Provided material:
+===+
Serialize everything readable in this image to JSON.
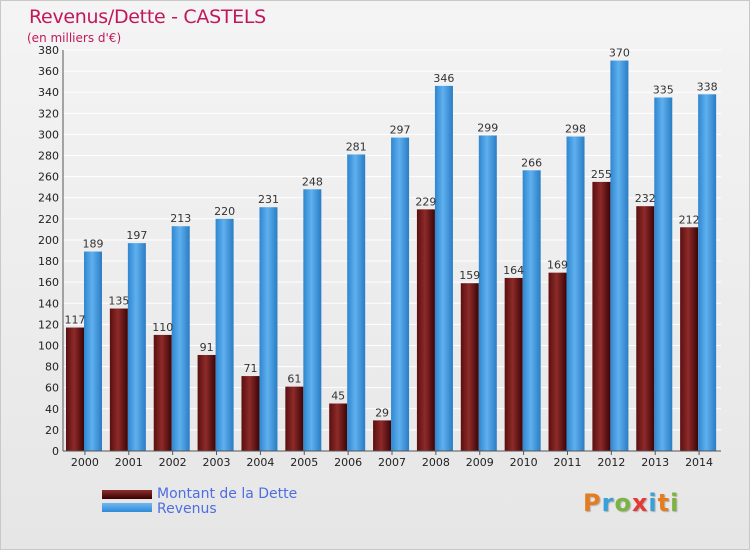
{
  "title": "Revenus/Dette - CASTELS",
  "subtitle": "(en milliers d'€)",
  "legend": {
    "debt_label": "Montant de la Dette",
    "revenue_label": "Revenus"
  },
  "logo": {
    "letters": [
      "P",
      "r",
      "o",
      "x",
      "i",
      "t",
      "i"
    ],
    "colors": [
      "#e57c1f",
      "#3aa0d8",
      "#7cb342",
      "#e53935",
      "#3aa0d8",
      "#e57c1f",
      "#7cb342"
    ]
  },
  "colors": {
    "debt": "#7a1e1e",
    "revenue": "#3d97e0",
    "title": "#c2185b",
    "legend_text": "#4e6ee0"
  },
  "chart_data": {
    "type": "bar",
    "title": "Revenus/Dette - CASTELS",
    "subtitle": "(en milliers d'€)",
    "categories": [
      "2000",
      "2001",
      "2002",
      "2003",
      "2004",
      "2005",
      "2006",
      "2007",
      "2008",
      "2009",
      "2010",
      "2011",
      "2012",
      "2013",
      "2014"
    ],
    "series": [
      {
        "name": "Montant de la Dette",
        "values": [
          117,
          135,
          110,
          91,
          71,
          61,
          45,
          29,
          229,
          159,
          164,
          169,
          255,
          232,
          212
        ]
      },
      {
        "name": "Revenus",
        "values": [
          189,
          197,
          213,
          220,
          231,
          248,
          281,
          297,
          346,
          299,
          266,
          298,
          370,
          335,
          338
        ]
      }
    ],
    "ylim": [
      0,
      380
    ],
    "ytick_step": 20,
    "grid": true,
    "legend_position": "bottom-left"
  }
}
+===+
Exercise instructions: Locate the word "Dette" in the records and collect each line it appears in.

Completed task:
  "title": "Revenus/Dette - CASTELS",
    "debt_label": "Montant de la Dette",
    "title": "Revenus/Dette - CASTELS",
        "name": "Montant de la Dette",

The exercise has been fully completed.